**Listing**

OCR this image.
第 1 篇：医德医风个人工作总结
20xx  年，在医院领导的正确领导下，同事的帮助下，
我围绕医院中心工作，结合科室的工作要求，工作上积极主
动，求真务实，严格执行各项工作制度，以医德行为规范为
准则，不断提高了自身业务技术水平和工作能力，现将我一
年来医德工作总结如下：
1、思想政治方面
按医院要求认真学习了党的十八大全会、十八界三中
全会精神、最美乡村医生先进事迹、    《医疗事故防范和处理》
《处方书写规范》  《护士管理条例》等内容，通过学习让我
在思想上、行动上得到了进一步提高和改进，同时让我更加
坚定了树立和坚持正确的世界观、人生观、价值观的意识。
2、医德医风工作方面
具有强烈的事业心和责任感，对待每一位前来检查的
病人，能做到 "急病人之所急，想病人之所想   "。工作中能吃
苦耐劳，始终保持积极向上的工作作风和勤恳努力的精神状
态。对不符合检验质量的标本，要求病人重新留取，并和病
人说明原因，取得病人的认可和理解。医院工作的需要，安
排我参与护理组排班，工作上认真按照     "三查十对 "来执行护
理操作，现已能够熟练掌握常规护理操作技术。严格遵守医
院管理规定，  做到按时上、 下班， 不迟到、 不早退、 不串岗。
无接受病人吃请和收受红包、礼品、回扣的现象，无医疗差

**Instruction**
Every record above needs to be repeated word for word.

**Solution**
OCR this image.
第 1 篇：医德医风个人工作总结
20xx  年，在医院领导的正确领导下，同事的帮助下，
我围绕医院中心工作，结合科室的工作要求，工作上积极主
动，求真务实，严格执行各项工作制度，以医德行为规范为
准则，不断提高了自身业务技术水平和工作能力，现将我一
年来医德工作总结如下：
1、思想政治方面
按医院要求认真学习了党的十八大全会、十八界三中
全会精神、最美乡村医生先进事迹、    《医疗事故防范和处理》
《处方书写规范》  《护士管理条例》等内容，通过学习让我
在思想上、行动上得到了进一步提高和改进，同时让我更加
坚定了树立和坚持正确的世界观、人生观、价值观的意识。
2、医德医风工作方面
具有强烈的事业心和责任感，对待每一位前来检查的
病人，能做到 "急病人之所急，想病人之所想   "。工作中能吃
苦耐劳，始终保持积极向上的工作作风和勤恳努力的精神状
态。对不符合检验质量的标本，要求病人重新留取，并和病
人说明原因，取得病人的认可和理解。医院工作的需要，安
排我参与护理组排班，工作上认真按照     "三查十对 "来执行护
理操作，现已能够熟练掌握常规护理操作技术。严格遵守医
院管理规定，  做到按时上、 下班， 不迟到、 不早退、 不串岗。
无接受病人吃请和收受红包、礼品、回扣的现象，无医疗差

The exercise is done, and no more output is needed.